* _INPUT MATERIAL_
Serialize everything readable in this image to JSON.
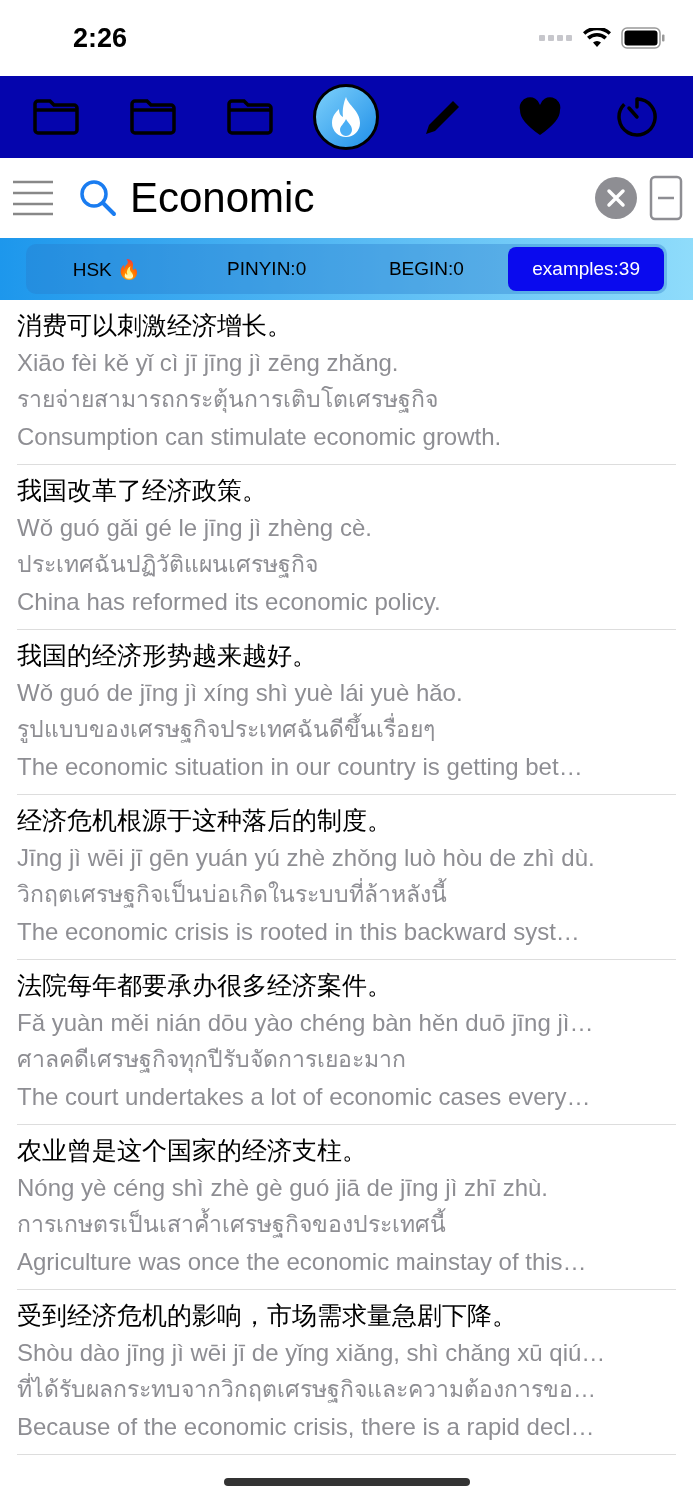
{
  "status_bar": {
    "time": "2:26"
  },
  "toolbar": [
    {
      "selected": false
    },
    {
      "selected": false
    },
    {
      "selected": false
    },
    {
      "selected": true
    },
    {
      "selected": false
    },
    {
      "selected": false
    },
    {
      "selected": false
    }
  ],
  "search": {
    "value": "Economic"
  },
  "segments": [
    {
      "label": "HSK 🔥",
      "selected": false
    },
    {
      "label": "PINYIN:0",
      "selected": false
    },
    {
      "label": "BEGIN:0",
      "selected": false
    },
    {
      "label": "examples:39",
      "selected": true
    }
  ],
  "examples": [
    {
      "hanzi": "消费可以刺激经济增长。",
      "pinyin": "Xiāo fèi kě yǐ cì jī jīng jì zēng zhǎng.",
      "thai": "รายจ่ายสามารถกระตุ้นการเติบโตเศรษฐกิจ",
      "english": "Consumption can stimulate economic growth."
    },
    {
      "hanzi": "我国改革了经济政策。",
      "pinyin": "Wǒ guó gǎi gé le jīng jì zhèng cè.",
      "thai": "ประเทศฉันปฏิวัติแผนเศรษฐกิจ",
      "english": "China has reformed its economic policy."
    },
    {
      "hanzi": "我国的经济形势越来越好。",
      "pinyin": "Wǒ guó de jīng jì xíng shì yuè lái yuè hǎo.",
      "thai": "รูปแบบของเศรษฐกิจประเทศฉันดีขึ้นเรื่อยๆ",
      "english": "The economic situation in our country is getting bet…"
    },
    {
      "hanzi": "经济危机根源于这种落后的制度。",
      "pinyin": "Jīng jì wēi jī gēn yuán yú zhè zhǒng luò hòu de zhì dù.",
      "thai": "วิกฤตเศรษฐกิจเป็นบ่อเกิดในระบบที่ล้าหลังนี้",
      "english": "The economic crisis is rooted in this backward syst…"
    },
    {
      "hanzi": "法院每年都要承办很多经济案件。",
      "pinyin": "Fǎ yuàn měi nián dōu yào chéng bàn hěn duō jīng jì…",
      "thai": "ศาลคดีเศรษฐกิจทุกปีรับจัดการเยอะมาก",
      "english": "The court undertakes a lot of economic cases every…"
    },
    {
      "hanzi": "农业曾是这个国家的经济支柱。",
      "pinyin": "Nóng yè céng shì zhè gè guó jiā de jīng jì zhī zhù.",
      "thai": "การเกษตรเป็นเสาค้ำเศรษฐกิจของประเทศนี้",
      "english": "Agriculture was once the economic mainstay of this…"
    },
    {
      "hanzi": "受到经济危机的影响，市场需求量急剧下降。",
      "pinyin": "Shòu dào jīng jì wēi jī de yǐng xiǎng, shì chǎng xū qiú…",
      "thai": "ที่ได้รับผลกระทบจากวิกฤตเศรษฐกิจและความต้องการขอ…",
      "english": "Because of the economic crisis, there is a rapid decl…"
    }
  ]
}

* _WHAT TO DO_
Transcribe all of the material exactly, leaving out whatever pictures it contains.

* _SOLUTION TO THIS EXERCISE_
Serialize everything readable in this image to JSON.
{
  "status_bar": {
    "time": "2:26"
  },
  "toolbar": [
    {
      "selected": false
    },
    {
      "selected": false
    },
    {
      "selected": false
    },
    {
      "selected": true
    },
    {
      "selected": false
    },
    {
      "selected": false
    },
    {
      "selected": false
    }
  ],
  "search": {
    "value": "Economic"
  },
  "segments": [
    {
      "label": "HSK 🔥",
      "selected": false
    },
    {
      "label": "PINYIN:0",
      "selected": false
    },
    {
      "label": "BEGIN:0",
      "selected": false
    },
    {
      "label": "examples:39",
      "selected": true
    }
  ],
  "examples": [
    {
      "hanzi": "消费可以刺激经济增长。",
      "pinyin": "Xiāo fèi kě yǐ cì jī jīng jì zēng zhǎng.",
      "thai": "รายจ่ายสามารถกระตุ้นการเติบโตเศรษฐกิจ",
      "english": "Consumption can stimulate economic growth."
    },
    {
      "hanzi": "我国改革了经济政策。",
      "pinyin": "Wǒ guó gǎi gé le jīng jì zhèng cè.",
      "thai": "ประเทศฉันปฏิวัติแผนเศรษฐกิจ",
      "english": "China has reformed its economic policy."
    },
    {
      "hanzi": "我国的经济形势越来越好。",
      "pinyin": "Wǒ guó de jīng jì xíng shì yuè lái yuè hǎo.",
      "thai": "รูปแบบของเศรษฐกิจประเทศฉันดีขึ้นเรื่อยๆ",
      "english": "The economic situation in our country is getting bet…"
    },
    {
      "hanzi": "经济危机根源于这种落后的制度。",
      "pinyin": "Jīng jì wēi jī gēn yuán yú zhè zhǒng luò hòu de zhì dù.",
      "thai": "วิกฤตเศรษฐกิจเป็นบ่อเกิดในระบบที่ล้าหลังนี้",
      "english": "The economic crisis is rooted in this backward syst…"
    },
    {
      "hanzi": "法院每年都要承办很多经济案件。",
      "pinyin": "Fǎ yuàn měi nián dōu yào chéng bàn hěn duō jīng jì…",
      "thai": "ศาลคดีเศรษฐกิจทุกปีรับจัดการเยอะมาก",
      "english": "The court undertakes a lot of economic cases every…"
    },
    {
      "hanzi": "农业曾是这个国家的经济支柱。",
      "pinyin": "Nóng yè céng shì zhè gè guó jiā de jīng jì zhī zhù.",
      "thai": "การเกษตรเป็นเสาค้ำเศรษฐกิจของประเทศนี้",
      "english": "Agriculture was once the economic mainstay of this…"
    },
    {
      "hanzi": "受到经济危机的影响，市场需求量急剧下降。",
      "pinyin": "Shòu dào jīng jì wēi jī de yǐng xiǎng, shì chǎng xū qiú…",
      "thai": "ที่ได้รับผลกระทบจากวิกฤตเศรษฐกิจและความต้องการขอ…",
      "english": "Because of the economic crisis, there is a rapid decl…"
    }
  ]
}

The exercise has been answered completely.